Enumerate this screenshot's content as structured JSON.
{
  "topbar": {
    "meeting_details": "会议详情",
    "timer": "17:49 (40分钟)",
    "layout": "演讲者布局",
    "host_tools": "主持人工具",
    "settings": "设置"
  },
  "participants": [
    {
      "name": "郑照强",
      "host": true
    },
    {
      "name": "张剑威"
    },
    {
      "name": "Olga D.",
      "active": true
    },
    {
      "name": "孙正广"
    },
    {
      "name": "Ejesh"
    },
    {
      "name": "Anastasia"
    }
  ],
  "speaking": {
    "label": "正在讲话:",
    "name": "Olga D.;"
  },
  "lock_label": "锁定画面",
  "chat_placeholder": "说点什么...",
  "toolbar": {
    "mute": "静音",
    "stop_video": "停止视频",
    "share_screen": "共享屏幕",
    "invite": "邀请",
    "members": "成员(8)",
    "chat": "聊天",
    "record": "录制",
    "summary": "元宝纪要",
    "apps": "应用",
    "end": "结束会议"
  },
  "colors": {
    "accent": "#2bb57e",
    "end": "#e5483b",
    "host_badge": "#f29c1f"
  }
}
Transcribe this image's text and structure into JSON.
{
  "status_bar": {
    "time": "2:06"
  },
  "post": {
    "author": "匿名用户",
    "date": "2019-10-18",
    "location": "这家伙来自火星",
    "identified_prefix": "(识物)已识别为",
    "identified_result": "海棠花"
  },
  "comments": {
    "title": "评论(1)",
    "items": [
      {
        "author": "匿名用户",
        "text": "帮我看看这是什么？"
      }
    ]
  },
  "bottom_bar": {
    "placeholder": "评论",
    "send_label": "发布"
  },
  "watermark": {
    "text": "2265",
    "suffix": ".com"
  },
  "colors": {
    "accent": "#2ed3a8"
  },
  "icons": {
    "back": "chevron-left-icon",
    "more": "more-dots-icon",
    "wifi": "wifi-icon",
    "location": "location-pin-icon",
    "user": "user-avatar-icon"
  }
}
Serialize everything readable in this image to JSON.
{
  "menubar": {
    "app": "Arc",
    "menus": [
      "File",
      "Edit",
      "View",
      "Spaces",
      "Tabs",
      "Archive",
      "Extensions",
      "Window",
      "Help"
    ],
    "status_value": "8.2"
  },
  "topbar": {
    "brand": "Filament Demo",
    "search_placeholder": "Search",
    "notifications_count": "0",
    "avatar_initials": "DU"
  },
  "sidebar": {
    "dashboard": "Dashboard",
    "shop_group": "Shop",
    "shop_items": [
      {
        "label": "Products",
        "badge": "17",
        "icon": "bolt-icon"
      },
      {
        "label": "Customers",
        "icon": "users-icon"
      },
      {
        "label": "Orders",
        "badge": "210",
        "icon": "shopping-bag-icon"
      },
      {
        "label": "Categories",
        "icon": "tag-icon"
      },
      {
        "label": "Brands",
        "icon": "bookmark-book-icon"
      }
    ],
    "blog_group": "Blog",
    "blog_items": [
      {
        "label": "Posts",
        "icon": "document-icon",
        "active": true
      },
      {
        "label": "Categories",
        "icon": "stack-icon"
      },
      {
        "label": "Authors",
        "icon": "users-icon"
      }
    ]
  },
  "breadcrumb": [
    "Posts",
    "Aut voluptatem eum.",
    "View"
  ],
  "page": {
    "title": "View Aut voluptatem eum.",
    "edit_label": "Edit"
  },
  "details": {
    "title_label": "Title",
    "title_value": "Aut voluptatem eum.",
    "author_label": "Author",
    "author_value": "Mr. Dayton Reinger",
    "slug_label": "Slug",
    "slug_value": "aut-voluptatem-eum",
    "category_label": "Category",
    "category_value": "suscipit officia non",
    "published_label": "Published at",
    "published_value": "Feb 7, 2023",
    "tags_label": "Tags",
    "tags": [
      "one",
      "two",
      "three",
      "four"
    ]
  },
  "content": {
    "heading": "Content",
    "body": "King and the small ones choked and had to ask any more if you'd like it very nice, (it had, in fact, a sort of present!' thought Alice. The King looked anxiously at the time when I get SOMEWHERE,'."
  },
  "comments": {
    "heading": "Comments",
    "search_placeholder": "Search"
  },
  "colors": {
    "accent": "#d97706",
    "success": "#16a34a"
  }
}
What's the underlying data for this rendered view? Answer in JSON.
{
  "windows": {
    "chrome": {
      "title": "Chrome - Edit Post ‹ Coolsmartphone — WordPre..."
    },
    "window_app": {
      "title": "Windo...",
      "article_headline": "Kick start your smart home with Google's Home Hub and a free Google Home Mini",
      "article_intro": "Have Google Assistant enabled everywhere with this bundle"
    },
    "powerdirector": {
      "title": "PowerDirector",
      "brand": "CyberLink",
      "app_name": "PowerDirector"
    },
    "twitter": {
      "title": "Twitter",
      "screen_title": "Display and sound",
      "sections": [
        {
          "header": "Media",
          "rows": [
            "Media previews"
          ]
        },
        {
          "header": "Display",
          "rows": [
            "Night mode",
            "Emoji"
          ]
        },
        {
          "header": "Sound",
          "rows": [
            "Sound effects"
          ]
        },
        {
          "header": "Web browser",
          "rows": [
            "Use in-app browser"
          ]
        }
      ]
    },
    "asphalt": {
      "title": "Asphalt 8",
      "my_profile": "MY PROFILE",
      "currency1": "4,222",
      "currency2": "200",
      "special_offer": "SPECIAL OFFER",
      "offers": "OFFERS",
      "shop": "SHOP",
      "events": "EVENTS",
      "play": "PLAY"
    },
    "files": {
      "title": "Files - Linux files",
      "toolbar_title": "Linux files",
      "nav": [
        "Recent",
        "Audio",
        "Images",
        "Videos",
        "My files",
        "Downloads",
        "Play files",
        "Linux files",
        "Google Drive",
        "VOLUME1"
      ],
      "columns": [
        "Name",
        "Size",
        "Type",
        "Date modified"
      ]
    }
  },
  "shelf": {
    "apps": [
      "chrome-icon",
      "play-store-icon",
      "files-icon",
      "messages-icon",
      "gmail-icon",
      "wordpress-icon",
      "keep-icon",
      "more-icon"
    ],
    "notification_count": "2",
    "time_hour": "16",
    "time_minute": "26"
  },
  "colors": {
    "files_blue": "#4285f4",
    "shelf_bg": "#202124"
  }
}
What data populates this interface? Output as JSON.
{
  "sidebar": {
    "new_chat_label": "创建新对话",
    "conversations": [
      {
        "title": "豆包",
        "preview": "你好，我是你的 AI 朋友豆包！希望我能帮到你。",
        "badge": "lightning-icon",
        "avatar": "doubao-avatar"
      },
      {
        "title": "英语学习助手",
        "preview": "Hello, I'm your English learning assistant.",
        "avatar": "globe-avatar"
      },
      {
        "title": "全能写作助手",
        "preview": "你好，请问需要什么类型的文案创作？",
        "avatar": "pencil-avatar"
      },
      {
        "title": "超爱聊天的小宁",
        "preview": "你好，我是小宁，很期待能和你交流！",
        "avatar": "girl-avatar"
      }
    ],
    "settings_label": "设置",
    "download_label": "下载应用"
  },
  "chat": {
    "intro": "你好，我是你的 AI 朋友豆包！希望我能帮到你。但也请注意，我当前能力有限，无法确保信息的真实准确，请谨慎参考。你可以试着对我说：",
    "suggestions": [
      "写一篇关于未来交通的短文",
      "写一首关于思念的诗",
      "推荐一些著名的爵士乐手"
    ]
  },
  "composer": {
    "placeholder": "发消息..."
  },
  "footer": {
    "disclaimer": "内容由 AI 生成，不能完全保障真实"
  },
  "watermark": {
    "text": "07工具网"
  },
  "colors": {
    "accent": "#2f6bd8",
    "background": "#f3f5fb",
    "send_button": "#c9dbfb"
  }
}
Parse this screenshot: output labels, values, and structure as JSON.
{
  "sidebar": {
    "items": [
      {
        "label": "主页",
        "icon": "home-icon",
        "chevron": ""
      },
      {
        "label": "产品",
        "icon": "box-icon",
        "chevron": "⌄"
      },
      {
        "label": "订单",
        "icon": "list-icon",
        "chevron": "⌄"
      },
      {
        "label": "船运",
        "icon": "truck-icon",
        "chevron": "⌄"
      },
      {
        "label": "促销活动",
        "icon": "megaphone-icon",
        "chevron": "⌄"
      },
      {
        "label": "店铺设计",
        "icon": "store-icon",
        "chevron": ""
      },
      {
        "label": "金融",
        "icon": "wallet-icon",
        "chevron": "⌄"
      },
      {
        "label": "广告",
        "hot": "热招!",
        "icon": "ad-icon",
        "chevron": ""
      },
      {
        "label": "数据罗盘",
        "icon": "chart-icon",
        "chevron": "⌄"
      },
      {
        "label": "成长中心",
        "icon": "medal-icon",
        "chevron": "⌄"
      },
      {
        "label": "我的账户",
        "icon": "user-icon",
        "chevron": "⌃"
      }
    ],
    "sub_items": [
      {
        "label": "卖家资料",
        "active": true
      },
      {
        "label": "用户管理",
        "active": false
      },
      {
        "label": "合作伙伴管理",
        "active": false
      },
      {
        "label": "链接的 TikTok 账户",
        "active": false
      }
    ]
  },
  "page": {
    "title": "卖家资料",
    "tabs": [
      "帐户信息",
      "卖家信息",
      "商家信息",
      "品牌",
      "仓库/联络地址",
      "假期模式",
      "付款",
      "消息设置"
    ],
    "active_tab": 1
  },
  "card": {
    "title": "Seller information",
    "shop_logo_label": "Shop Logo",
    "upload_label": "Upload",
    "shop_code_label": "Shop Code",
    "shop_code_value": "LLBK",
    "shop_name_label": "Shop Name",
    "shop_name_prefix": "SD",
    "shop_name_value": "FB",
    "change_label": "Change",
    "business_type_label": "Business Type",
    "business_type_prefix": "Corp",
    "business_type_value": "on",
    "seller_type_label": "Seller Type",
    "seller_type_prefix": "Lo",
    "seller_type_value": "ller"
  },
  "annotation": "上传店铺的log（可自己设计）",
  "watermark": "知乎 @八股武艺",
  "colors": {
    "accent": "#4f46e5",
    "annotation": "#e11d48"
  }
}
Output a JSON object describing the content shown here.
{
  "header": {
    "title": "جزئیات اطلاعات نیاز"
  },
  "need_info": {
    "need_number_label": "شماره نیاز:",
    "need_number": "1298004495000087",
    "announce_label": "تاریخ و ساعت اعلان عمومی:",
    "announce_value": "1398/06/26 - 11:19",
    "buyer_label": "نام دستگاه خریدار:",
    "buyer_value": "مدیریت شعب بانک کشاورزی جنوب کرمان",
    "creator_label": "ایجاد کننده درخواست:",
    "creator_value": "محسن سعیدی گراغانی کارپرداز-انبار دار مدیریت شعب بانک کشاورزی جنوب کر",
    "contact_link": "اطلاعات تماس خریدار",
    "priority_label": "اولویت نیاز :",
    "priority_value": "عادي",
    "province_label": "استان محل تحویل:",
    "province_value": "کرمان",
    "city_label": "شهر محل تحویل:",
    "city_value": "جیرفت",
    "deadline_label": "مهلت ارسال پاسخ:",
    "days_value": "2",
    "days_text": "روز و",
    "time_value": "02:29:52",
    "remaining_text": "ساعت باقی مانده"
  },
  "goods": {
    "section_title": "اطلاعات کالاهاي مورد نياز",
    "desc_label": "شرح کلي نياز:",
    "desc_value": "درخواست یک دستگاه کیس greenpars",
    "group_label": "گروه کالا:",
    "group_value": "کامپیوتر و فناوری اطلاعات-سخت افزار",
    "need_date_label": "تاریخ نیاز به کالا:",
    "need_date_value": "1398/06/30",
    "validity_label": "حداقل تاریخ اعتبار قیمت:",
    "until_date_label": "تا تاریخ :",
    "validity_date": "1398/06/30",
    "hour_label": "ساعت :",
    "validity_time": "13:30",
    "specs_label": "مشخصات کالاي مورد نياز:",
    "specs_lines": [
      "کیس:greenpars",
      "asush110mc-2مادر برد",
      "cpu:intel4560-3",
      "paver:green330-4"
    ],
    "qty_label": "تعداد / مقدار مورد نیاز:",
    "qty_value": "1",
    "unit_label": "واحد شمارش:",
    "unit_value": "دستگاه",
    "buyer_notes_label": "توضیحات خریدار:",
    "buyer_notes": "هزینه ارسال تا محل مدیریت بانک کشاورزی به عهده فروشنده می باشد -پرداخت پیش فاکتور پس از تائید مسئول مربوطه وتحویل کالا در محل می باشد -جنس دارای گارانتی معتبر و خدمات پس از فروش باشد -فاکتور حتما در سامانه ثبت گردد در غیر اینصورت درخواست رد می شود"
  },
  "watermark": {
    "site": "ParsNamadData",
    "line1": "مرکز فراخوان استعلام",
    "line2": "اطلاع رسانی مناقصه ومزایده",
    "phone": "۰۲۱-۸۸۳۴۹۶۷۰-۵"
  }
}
---+---
_Work to do:_ From the data above, copy each line where the string "browser" appears.

_Answer to the problem:_
          "header": "Web browser",
            "Use in-app browser"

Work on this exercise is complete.